◆ **ACTIVITY**: Your task is to copy every line of the entries that contains "Household".

[Page content transcription data]
○ ○ ○ ○ ○ ○ ○
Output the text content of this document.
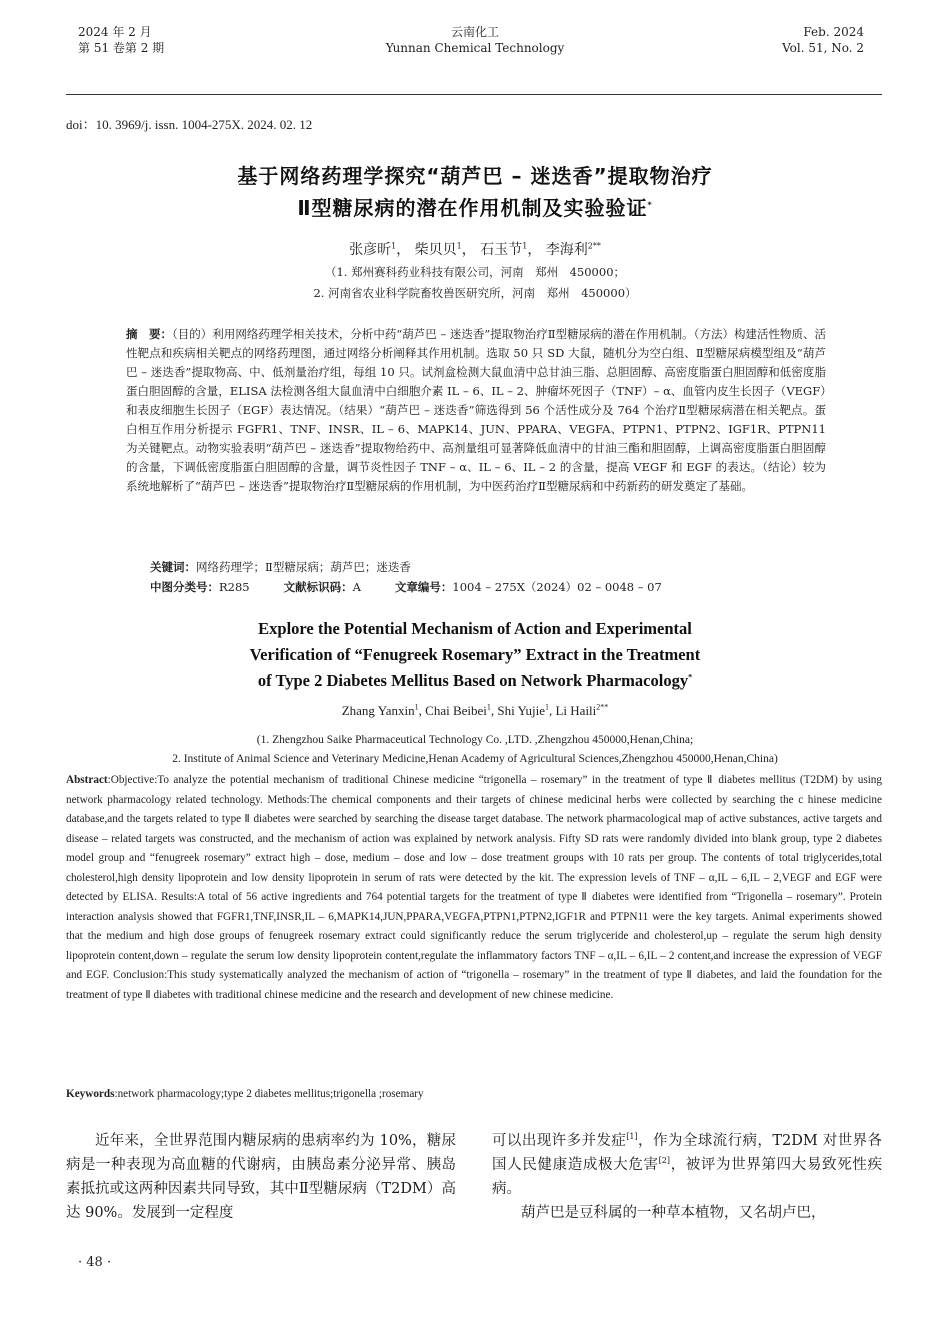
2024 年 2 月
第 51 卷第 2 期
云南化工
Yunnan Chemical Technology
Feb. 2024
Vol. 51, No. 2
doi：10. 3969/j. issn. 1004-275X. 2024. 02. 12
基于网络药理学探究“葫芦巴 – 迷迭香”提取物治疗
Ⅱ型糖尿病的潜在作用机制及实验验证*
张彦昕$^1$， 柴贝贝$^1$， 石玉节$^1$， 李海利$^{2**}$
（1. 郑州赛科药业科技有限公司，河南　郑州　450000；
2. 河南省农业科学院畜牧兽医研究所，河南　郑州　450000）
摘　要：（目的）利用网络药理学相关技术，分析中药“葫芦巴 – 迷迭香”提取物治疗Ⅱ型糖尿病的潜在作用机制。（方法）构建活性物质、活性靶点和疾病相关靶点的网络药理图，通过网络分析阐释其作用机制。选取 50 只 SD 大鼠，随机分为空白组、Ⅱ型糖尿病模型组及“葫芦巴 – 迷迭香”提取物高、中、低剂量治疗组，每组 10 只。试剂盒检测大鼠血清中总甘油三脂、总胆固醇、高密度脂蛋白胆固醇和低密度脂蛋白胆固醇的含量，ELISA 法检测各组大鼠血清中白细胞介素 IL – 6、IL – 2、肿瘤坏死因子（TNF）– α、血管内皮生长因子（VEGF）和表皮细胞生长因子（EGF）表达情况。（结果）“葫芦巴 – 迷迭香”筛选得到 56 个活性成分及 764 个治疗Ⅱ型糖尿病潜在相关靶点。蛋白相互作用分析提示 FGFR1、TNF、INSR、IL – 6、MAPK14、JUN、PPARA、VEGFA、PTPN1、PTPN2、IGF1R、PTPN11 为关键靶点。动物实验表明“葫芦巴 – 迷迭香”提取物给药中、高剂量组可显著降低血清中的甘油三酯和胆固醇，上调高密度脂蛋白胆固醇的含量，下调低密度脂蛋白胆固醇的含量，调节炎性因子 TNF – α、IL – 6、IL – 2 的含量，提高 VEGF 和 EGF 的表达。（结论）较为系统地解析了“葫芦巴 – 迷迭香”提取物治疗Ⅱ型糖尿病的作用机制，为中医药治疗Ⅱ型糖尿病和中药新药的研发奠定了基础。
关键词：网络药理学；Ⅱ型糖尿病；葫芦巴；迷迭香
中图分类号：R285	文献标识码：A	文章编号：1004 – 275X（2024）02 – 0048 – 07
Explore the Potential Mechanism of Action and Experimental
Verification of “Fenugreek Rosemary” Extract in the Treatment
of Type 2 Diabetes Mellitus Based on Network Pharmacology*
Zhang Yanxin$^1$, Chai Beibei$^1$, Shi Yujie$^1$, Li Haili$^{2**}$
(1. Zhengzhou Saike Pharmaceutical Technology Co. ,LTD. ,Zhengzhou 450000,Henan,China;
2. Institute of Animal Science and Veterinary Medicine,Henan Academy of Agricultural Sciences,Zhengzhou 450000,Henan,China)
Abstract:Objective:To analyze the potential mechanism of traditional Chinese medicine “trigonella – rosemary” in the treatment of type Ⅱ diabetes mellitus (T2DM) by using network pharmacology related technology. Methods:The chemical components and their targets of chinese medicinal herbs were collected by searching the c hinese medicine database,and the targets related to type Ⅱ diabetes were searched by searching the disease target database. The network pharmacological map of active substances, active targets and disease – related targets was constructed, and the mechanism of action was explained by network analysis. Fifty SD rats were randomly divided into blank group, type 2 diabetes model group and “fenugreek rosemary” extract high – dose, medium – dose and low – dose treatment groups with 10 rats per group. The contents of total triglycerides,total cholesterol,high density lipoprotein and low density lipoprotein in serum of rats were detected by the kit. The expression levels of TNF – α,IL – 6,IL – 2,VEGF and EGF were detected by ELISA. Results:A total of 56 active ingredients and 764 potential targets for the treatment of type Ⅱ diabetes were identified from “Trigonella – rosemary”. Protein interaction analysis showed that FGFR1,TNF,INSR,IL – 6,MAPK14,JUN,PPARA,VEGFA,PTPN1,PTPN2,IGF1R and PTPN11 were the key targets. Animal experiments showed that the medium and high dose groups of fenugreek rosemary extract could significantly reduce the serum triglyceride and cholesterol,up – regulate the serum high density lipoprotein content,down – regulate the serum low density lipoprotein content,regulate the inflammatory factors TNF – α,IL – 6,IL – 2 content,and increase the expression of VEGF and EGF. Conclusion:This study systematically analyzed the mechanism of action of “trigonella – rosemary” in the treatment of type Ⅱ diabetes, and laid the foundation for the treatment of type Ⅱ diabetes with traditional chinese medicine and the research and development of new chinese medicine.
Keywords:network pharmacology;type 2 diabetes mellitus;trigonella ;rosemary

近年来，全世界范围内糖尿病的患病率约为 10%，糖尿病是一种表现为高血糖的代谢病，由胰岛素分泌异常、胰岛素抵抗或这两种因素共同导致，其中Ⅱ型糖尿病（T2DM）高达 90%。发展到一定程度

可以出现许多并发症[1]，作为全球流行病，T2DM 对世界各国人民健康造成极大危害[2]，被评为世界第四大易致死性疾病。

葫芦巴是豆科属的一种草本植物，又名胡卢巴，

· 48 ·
○ ○ ○ ○ ○ ○ ○
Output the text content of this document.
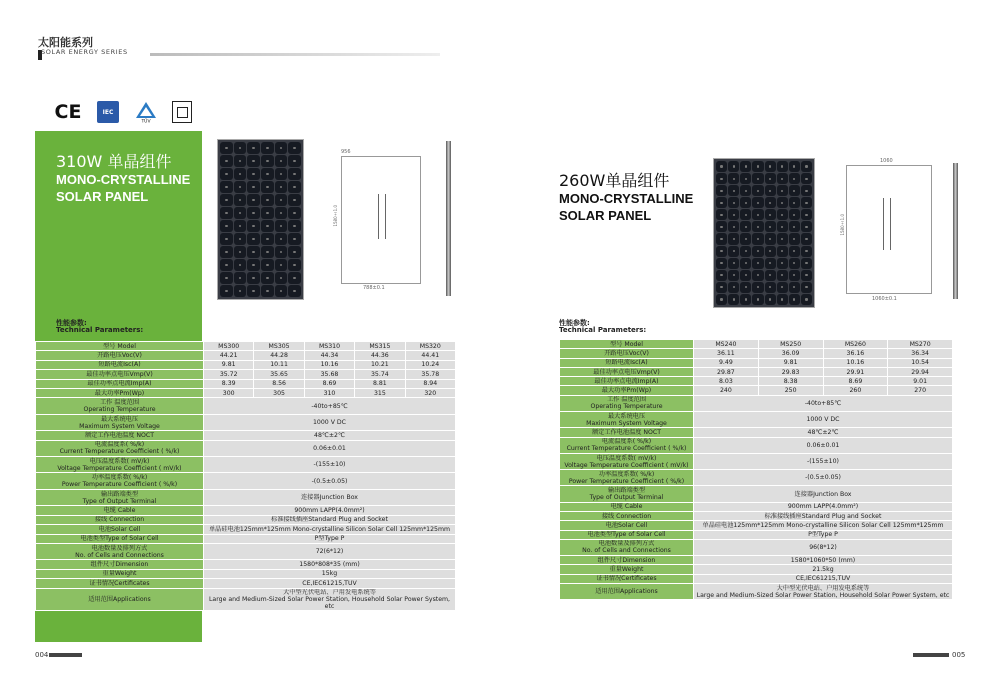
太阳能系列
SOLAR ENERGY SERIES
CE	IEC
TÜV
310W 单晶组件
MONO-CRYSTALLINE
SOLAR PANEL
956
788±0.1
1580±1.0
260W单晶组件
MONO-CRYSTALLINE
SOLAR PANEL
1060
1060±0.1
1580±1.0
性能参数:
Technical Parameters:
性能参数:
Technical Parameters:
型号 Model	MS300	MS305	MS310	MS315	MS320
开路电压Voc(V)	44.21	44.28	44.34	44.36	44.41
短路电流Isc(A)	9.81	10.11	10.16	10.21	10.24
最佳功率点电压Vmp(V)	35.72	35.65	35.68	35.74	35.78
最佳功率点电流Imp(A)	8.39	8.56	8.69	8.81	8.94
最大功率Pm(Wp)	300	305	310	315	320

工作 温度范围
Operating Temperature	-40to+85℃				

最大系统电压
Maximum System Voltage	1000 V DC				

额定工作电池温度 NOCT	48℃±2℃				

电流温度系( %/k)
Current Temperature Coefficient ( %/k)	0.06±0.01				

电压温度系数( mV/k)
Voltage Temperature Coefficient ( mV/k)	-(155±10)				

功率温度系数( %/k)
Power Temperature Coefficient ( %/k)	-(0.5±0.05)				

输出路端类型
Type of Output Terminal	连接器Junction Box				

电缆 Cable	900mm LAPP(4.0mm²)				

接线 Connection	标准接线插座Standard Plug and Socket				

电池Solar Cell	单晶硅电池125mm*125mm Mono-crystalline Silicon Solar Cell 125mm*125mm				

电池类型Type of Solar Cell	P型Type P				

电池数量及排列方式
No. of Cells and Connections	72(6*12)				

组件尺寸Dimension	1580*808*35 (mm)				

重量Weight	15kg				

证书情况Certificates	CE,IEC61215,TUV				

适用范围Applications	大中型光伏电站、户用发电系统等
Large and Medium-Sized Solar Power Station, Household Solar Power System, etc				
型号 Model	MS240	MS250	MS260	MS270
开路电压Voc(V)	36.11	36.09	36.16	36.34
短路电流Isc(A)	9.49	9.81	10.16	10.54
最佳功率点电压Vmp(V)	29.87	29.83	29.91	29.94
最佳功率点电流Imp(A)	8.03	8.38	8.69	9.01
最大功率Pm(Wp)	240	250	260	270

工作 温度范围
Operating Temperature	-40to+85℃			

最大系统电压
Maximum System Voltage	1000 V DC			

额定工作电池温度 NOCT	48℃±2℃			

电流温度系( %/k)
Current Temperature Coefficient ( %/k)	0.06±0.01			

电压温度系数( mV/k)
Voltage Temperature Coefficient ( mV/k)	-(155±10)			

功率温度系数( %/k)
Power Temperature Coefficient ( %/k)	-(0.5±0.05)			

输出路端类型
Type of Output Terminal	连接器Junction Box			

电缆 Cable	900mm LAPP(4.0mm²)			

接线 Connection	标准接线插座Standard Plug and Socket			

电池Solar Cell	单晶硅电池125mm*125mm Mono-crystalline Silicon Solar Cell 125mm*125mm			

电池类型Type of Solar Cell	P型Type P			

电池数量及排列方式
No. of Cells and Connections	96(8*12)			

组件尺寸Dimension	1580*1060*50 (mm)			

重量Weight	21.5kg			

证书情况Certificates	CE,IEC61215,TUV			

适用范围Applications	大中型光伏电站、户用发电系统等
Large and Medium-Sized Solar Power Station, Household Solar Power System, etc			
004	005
○ ○ ○ ○ ○ ○ ○
◆ **ANSWER TO THIS EXERCISE**:
Large and Medium-Sized Solar Power Station, Household Solar Power System, etc				
Large and Medium-Sized Solar Power Station, Household Solar Power System, etc			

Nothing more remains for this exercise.